## CHALLENGE
Check each line of the listing below for the string "title", and give only how many lines hold it.

## TASK MATERIAL
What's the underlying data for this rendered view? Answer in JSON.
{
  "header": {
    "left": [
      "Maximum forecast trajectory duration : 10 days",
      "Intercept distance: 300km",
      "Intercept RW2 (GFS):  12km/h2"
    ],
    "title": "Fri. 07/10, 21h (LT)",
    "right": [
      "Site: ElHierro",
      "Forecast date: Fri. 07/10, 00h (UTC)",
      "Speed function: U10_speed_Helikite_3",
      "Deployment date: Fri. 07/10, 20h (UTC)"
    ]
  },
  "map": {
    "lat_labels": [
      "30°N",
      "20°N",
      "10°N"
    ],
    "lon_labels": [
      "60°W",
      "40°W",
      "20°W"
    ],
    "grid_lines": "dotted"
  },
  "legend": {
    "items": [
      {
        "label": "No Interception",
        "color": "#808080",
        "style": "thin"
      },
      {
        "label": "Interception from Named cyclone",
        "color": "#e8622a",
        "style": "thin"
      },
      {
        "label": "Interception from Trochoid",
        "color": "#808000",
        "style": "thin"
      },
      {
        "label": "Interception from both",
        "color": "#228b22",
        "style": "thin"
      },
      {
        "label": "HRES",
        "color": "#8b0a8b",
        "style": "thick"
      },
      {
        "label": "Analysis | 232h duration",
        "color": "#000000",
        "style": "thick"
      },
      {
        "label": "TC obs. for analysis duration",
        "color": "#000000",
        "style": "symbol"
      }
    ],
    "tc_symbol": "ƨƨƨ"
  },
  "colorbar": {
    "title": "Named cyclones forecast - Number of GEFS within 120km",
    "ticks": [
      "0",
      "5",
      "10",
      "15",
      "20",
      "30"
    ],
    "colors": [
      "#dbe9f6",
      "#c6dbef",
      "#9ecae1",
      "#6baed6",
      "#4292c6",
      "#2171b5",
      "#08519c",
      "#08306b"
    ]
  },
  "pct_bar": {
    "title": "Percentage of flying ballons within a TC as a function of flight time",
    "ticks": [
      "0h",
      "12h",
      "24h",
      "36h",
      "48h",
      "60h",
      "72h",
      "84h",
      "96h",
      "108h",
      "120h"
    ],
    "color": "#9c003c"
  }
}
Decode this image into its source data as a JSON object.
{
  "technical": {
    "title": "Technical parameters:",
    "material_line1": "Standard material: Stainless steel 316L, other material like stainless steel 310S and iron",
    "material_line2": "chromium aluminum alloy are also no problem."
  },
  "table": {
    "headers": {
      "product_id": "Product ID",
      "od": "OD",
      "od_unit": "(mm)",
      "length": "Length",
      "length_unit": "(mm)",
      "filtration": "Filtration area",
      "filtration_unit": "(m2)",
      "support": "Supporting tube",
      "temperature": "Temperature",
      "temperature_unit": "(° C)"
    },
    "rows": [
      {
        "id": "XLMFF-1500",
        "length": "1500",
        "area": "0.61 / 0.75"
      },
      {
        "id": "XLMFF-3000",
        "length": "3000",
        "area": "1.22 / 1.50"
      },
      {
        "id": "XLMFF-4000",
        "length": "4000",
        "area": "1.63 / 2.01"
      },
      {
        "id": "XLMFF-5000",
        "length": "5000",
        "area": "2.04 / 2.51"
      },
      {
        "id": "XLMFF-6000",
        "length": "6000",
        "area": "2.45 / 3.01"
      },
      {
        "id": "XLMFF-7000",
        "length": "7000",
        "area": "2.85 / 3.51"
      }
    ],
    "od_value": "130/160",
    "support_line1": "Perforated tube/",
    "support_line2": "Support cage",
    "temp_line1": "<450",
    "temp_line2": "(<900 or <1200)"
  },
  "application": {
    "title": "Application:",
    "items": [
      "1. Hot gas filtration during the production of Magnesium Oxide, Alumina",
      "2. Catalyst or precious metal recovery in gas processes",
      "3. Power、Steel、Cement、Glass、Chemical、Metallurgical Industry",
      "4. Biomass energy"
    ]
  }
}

## REPLY
5